Exact reproduction is required for all entries.

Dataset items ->
● ● ● ● ●

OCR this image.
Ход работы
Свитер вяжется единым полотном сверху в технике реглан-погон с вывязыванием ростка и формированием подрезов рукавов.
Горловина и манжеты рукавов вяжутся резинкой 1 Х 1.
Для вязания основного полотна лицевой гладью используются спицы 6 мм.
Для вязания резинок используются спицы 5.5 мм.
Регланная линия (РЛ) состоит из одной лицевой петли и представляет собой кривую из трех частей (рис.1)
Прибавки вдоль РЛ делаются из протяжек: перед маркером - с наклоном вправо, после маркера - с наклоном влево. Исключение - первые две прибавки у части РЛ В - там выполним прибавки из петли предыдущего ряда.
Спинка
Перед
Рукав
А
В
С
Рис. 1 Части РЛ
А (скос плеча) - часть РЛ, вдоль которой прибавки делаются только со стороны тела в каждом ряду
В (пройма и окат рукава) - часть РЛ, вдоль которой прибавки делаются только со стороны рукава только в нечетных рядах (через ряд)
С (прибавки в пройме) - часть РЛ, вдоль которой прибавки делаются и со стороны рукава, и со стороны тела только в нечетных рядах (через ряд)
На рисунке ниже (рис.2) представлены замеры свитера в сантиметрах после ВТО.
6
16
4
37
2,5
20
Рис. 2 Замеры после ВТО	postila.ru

● ● ● ● ●

SOLUTION ->
OCR this image.
Ход работы
Свитер вяжется единым полотном сверху в технике реглан-погон с вывязыванием ростка и формированием подрезов рукавов.
Горловина и манжеты рукавов вяжутся резинкой 1 Х 1.
Для вязания основного полотна лицевой гладью используются спицы 6 мм.
Для вязания резинок используются спицы 5.5 мм.
Регланная линия (РЛ) состоит из одной лицевой петли и представляет собой кривую из трех частей (рис.1)
Прибавки вдоль РЛ делаются из протяжек: перед маркером - с наклоном вправо, после маркера - с наклоном влево. Исключение - первые две прибавки у части РЛ В - там выполним прибавки из петли предыдущего ряда.
Спинка
Перед
Рукав
А
В
С
Рис. 1 Части РЛ
А (скос плеча) - часть РЛ, вдоль которой прибавки делаются только со стороны тела в каждом ряду
В (пройма и окат рукава) - часть РЛ, вдоль которой прибавки делаются только со стороны рукава только в нечетных рядах (через ряд)
С (прибавки в пройме) - часть РЛ, вдоль которой прибавки делаются и со стороны рукава, и со стороны тела только в нечетных рядах (через ряд)
На рисунке ниже (рис.2) представлены замеры свитера в сантиметрах после ВТО.
6
16
4
37
2,5
20
Рис. 2 Замеры после ВТО	postila.ru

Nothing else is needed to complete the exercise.